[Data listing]
....................

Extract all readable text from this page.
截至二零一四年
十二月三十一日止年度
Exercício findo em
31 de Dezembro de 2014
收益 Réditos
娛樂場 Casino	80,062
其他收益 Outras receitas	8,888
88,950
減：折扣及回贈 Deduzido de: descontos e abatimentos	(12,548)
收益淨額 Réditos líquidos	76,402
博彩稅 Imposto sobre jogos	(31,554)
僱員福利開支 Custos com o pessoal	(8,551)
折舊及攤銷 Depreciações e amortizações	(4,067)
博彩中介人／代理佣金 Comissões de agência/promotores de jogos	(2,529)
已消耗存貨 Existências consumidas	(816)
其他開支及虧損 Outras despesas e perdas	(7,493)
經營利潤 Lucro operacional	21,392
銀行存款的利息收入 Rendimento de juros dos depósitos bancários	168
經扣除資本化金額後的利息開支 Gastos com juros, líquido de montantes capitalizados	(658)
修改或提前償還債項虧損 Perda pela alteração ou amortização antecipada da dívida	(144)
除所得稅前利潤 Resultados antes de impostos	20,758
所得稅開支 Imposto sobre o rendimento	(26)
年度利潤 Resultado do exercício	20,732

....................

_What is expected:_
Output every entry shown above, exactly.

_Response to the task:_
Extract all readable text from this page.
截至二零一四年
十二月三十一日止年度
Exercício findo em
31 de Dezembro de 2014
收益 Réditos
娛樂場 Casino	80,062
其他收益 Outras receitas	8,888
88,950
減：折扣及回贈 Deduzido de: descontos e abatimentos	(12,548)
收益淨額 Réditos líquidos	76,402
博彩稅 Imposto sobre jogos	(31,554)
僱員福利開支 Custos com o pessoal	(8,551)
折舊及攤銷 Depreciações e amortizações	(4,067)
博彩中介人／代理佣金 Comissões de agência/promotores de jogos	(2,529)
已消耗存貨 Existências consumidas	(816)
其他開支及虧損 Outras despesas e perdas	(7,493)
經營利潤 Lucro operacional	21,392
銀行存款的利息收入 Rendimento de juros dos depósitos bancários	168
經扣除資本化金額後的利息開支 Gastos com juros, líquido de montantes capitalizados	(658)
修改或提前償還債項虧損 Perda pela alteração ou amortização antecipada da dívida	(144)
除所得稅前利潤 Resultados antes de impostos	20,758
所得稅開支 Imposto sobre o rendimento	(26)
年度利潤 Resultado do exercício	20,732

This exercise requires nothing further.